Start of GIVEN DATA
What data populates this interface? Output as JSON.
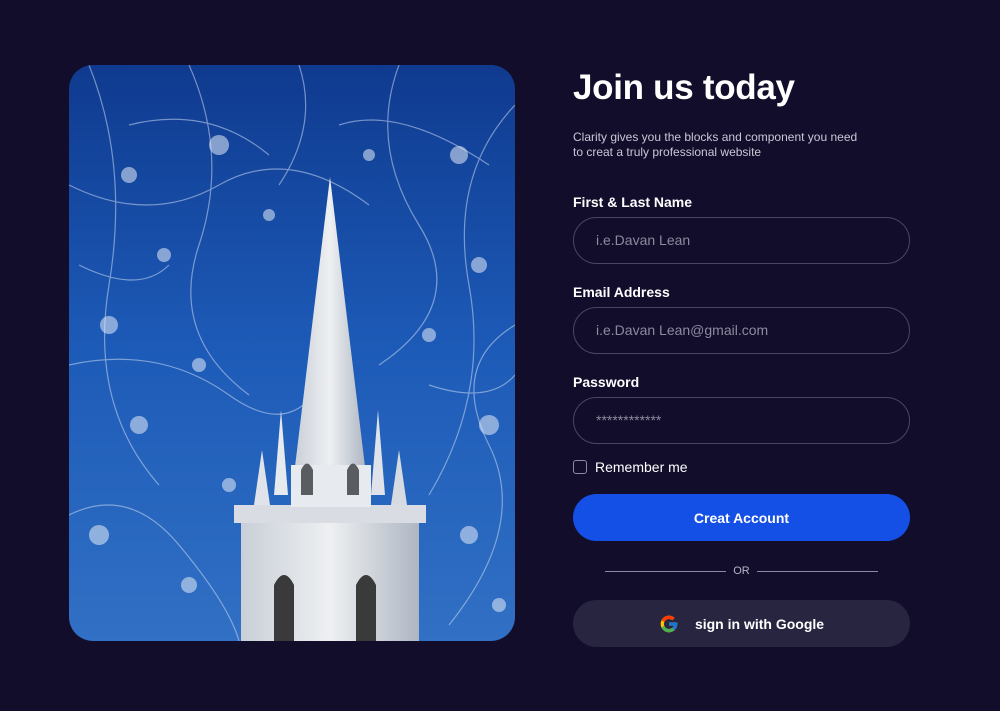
{
  "hero": {
    "image_description_icon": "church-spire-photo"
  },
  "form": {
    "title": "Join us today",
    "subtitle": "Clarity gives you the blocks and component you need to creat a truly professional website",
    "name_label": "First & Last Name",
    "name_placeholder": "i.e.Davan Lean",
    "email_label": "Email Address",
    "email_placeholder": "i.e.Davan Lean@gmail.com",
    "password_label": "Password",
    "password_placeholder": "************",
    "remember_label": "Remember me",
    "remember_checked": false,
    "submit_label": "Creat Account",
    "divider_text": "OR",
    "google_label": "sign in with Google"
  },
  "colors": {
    "background": "#110d2b",
    "primary": "#1550e6",
    "google_button": "#272540"
  }
}
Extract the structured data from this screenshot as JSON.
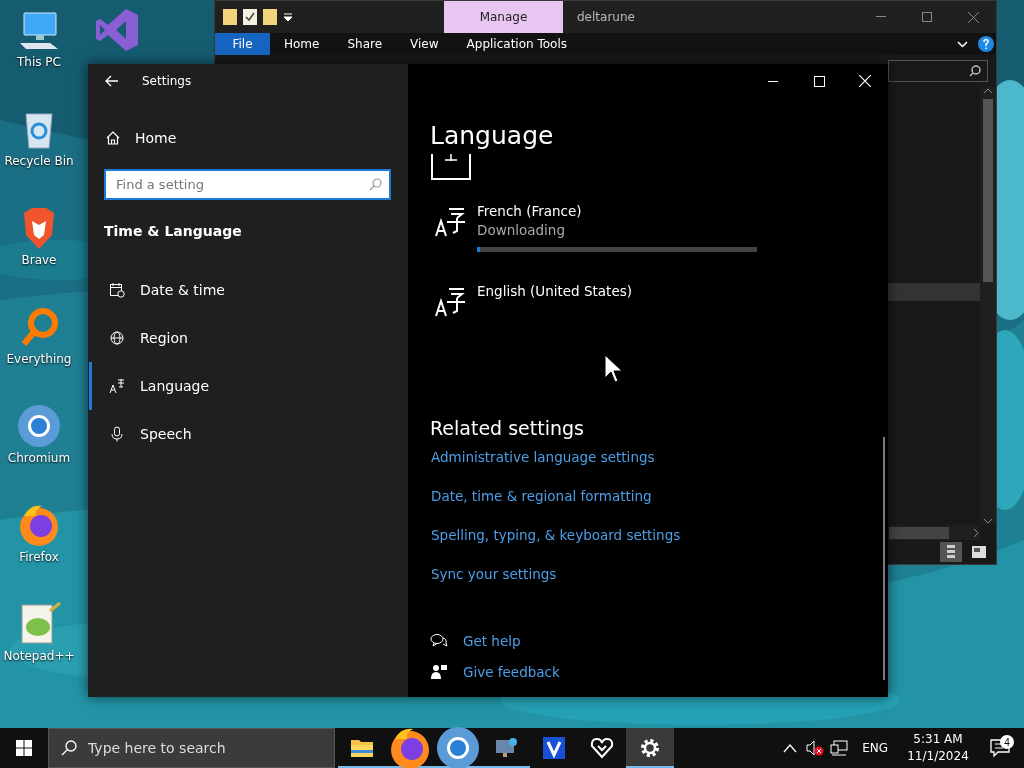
{
  "desktop": {
    "columns": [
      [
        {
          "kind": "pc",
          "label": "This PC"
        },
        {
          "kind": "bin",
          "label": "Recycle Bin"
        },
        {
          "kind": "lion",
          "label": "Brave"
        },
        {
          "kind": "magnifier",
          "label": "Everything"
        },
        {
          "kind": "ring",
          "label": "Chromium"
        },
        {
          "kind": "fox",
          "label": "Firefox"
        },
        {
          "kind": "notepad",
          "label": "Notepad++"
        }
      ],
      [
        {
          "kind": "vs"
        }
      ]
    ]
  },
  "explorer": {
    "context_tab": "Manage",
    "title": "deltarune",
    "file_menu": "File",
    "ribbon_tabs": [
      "Home",
      "Share",
      "View",
      "Application Tools"
    ]
  },
  "settings": {
    "title": "Settings",
    "home": "Home",
    "search": {
      "placeholder": "Find a setting"
    },
    "category": "Time & Language",
    "nav": [
      {
        "kind": "calendar",
        "label": "Date & time",
        "selected": false
      },
      {
        "kind": "globe",
        "label": "Region",
        "selected": false
      },
      {
        "kind": "language",
        "label": "Language",
        "selected": true
      },
      {
        "kind": "mic",
        "label": "Speech",
        "selected": false
      }
    ],
    "heading": "Language",
    "languages": [
      {
        "name": "French (France)",
        "status": "Downloading",
        "level": 0.01
      },
      {
        "name": "English (United States)"
      }
    ],
    "related_heading": "Related settings",
    "related_links": [
      "Administrative language settings",
      "Date, time & regional formatting",
      "Spelling, typing, & keyboard settings",
      "Sync your settings"
    ],
    "help_links": [
      {
        "kind": "help",
        "label": "Get help"
      },
      {
        "kind": "feedback",
        "label": "Give feedback"
      }
    ]
  },
  "taskbar": {
    "search_placeholder": "Type here to search",
    "apps": [
      {
        "kind": "folder",
        "running": true,
        "active": false
      },
      {
        "kind": "fox",
        "running": true,
        "active": false
      },
      {
        "kind": "ring",
        "running": true,
        "active": false
      },
      {
        "kind": "monitor",
        "running": true,
        "active": false
      },
      {
        "kind": "vlogo",
        "running": false,
        "active": false
      },
      {
        "kind": "heart",
        "running": false,
        "active": false
      },
      {
        "kind": "gear",
        "running": true,
        "active": true
      }
    ],
    "volume_muted": true,
    "language": "ENG",
    "time": "5:31 AM",
    "date": "11/1/2024",
    "notifications": "4"
  }
}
End of GIVEN DATA
WHAT IS ASKED = Copy each line from the records above that includes the string "search".

OUTPUT FOR THIS TASK =
    "search": {
    "search_placeholder": "Type here to search",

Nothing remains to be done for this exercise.